- _What is needed_
Using the entries below, show all lines with the string "rangordning".

- _Records shown_
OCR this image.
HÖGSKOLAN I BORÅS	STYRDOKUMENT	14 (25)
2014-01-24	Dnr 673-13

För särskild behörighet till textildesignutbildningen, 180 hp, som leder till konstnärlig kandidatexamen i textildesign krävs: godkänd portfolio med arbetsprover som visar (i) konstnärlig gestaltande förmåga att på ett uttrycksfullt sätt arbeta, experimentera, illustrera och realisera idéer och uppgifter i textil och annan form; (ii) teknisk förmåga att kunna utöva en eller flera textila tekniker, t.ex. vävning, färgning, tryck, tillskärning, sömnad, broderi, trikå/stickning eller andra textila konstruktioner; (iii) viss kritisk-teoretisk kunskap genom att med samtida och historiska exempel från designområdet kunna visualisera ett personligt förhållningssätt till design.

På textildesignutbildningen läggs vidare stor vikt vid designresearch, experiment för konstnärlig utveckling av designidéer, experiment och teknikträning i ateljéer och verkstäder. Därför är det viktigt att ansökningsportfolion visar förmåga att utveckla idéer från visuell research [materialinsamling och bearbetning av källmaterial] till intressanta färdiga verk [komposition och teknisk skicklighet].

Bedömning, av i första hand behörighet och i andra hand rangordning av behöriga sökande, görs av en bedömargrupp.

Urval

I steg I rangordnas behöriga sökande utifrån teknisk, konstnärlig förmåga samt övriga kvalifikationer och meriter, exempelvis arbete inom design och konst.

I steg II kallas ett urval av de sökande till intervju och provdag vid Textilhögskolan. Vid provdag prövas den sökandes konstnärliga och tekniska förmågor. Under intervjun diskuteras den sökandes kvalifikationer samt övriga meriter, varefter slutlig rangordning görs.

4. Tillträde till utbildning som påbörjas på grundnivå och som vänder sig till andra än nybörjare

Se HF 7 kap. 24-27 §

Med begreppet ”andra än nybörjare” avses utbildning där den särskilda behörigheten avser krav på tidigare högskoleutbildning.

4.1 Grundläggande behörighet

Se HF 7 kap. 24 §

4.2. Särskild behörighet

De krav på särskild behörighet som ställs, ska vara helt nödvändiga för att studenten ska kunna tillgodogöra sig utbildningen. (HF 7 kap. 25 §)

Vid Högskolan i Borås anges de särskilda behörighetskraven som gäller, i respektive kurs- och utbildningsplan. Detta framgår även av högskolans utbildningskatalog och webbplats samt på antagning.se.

- _Solution to the exercise_
Bedömning, av i första hand behörighet och i andra hand rangordning av behöriga sökande, görs av en bedömargrupp.
I steg II kallas ett urval av de sökande till intervju och provdag vid Textilhögskolan. Vid provdag prövas den sökandes konstnärliga och tekniska förmågor. Under intervjun diskuteras den sökandes kvalifikationer samt övriga meriter, varefter slutlig rangordning görs.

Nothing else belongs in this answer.